→ REQUIREMENT: Pull out every line from the listing that has the word "如图所示".

→ MATERIAL PROVIDED:

##########

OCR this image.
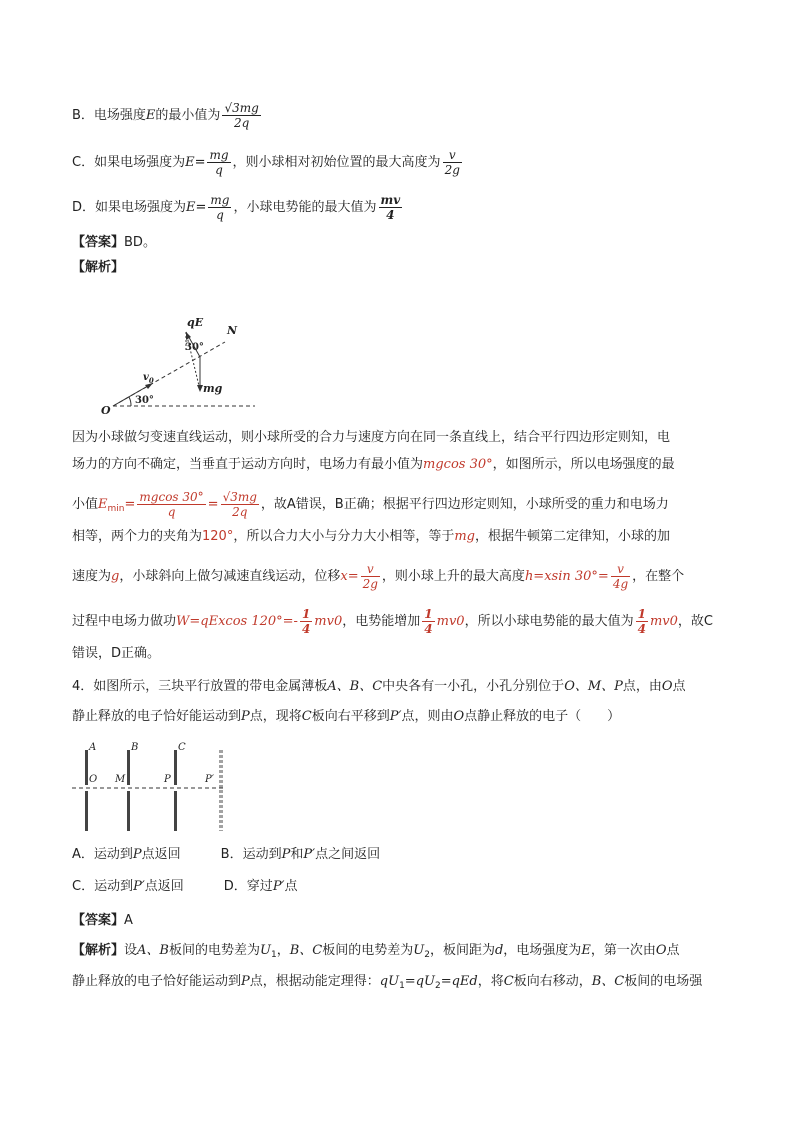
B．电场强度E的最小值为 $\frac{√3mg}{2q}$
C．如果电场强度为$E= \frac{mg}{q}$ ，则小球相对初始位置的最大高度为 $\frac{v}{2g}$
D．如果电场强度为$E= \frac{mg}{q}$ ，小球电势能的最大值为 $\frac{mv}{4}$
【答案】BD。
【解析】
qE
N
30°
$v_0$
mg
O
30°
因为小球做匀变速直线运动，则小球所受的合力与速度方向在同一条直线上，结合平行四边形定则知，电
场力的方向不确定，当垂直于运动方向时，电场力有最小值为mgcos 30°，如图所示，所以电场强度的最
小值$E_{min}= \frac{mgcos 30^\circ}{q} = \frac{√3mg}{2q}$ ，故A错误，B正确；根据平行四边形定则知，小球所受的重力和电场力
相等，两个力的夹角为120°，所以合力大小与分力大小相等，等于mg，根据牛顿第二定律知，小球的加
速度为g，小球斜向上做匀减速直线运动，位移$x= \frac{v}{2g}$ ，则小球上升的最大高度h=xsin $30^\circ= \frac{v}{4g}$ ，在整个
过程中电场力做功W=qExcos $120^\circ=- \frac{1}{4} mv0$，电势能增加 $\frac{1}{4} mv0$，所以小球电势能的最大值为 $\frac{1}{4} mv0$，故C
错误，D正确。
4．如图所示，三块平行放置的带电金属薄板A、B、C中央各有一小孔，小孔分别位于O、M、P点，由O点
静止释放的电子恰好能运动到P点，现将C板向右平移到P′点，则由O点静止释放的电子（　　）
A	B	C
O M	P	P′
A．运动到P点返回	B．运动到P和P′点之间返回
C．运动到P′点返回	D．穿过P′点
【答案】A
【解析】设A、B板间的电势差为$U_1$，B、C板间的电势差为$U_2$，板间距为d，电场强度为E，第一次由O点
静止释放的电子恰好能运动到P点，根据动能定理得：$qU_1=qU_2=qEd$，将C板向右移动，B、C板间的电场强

##########

→ RESULT BELOW:
场力的方向不确定，当垂直于运动方向时，电场力有最小值为mgcos 30°，如图所示，所以电场强度的最
4．如图所示，三块平行放置的带电金属薄板A、B、C中央各有一小孔，小孔分别位于O、M、P点，由O点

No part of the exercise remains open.